Copy the data precisely, character for character, and leave out every picture.

Records for the task:
※ ※ ※

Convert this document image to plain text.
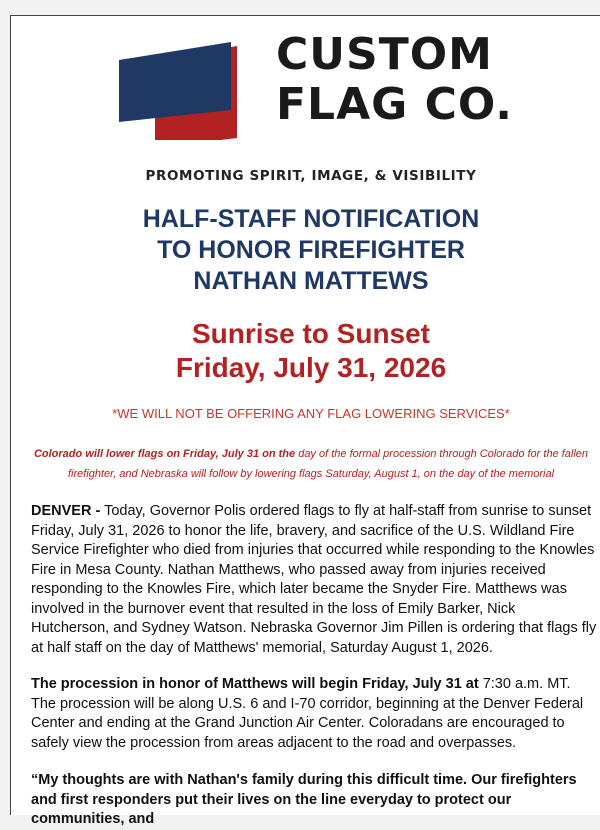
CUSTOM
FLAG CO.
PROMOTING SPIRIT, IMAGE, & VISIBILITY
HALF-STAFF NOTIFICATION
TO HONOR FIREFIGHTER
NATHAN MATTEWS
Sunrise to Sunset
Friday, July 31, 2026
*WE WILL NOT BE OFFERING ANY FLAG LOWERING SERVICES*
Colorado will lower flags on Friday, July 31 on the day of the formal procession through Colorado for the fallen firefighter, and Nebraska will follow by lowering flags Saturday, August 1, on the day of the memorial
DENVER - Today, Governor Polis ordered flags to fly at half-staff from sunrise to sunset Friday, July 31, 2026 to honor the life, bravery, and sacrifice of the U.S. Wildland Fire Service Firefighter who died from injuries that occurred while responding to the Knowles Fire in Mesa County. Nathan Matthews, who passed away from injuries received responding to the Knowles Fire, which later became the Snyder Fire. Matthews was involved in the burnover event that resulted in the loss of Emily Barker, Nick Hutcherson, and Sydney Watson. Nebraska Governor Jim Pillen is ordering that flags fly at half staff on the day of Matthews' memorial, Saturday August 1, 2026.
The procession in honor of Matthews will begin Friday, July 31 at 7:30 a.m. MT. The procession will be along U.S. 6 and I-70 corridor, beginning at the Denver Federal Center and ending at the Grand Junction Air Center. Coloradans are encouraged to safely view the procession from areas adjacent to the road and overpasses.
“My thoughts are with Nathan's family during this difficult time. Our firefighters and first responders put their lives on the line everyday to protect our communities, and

※ ※ ※

Final result:
Convert this document image to plain text.
CUSTOM
FLAG CO.
PROMOTING SPIRIT, IMAGE, & VISIBILITY
HALF-STAFF NOTIFICATION
TO HONOR FIREFIGHTER
NATHAN MATTEWS
Sunrise to Sunset
Friday, July 31, 2026
*WE WILL NOT BE OFFERING ANY FLAG LOWERING SERVICES*
Colorado will lower flags on Friday, July 31 on the day of the formal procession through Colorado for the fallen firefighter, and Nebraska will follow by lowering flags Saturday, August 1, on the day of the memorial
DENVER - Today, Governor Polis ordered flags to fly at half-staff from sunrise to sunset Friday, July 31, 2026 to honor the life, bravery, and sacrifice of the U.S. Wildland Fire Service Firefighter who died from injuries that occurred while responding to the Knowles Fire in Mesa County. Nathan Matthews, who passed away from injuries received responding to the Knowles Fire, which later became the Snyder Fire. Matthews was involved in the burnover event that resulted in the loss of Emily Barker, Nick Hutcherson, and Sydney Watson. Nebraska Governor Jim Pillen is ordering that flags fly at half staff on the day of Matthews' memorial, Saturday August 1, 2026.
The procession in honor of Matthews will begin Friday, July 31 at 7:30 a.m. MT. The procession will be along U.S. 6 and I-70 corridor, beginning at the Denver Federal Center and ending at the Grand Junction Air Center. Coloradans are encouraged to safely view the procession from areas adjacent to the road and overpasses.
“My thoughts are with Nathan's family during this difficult time. Our firefighters and first responders put their lives on the line everyday to protect our communities, and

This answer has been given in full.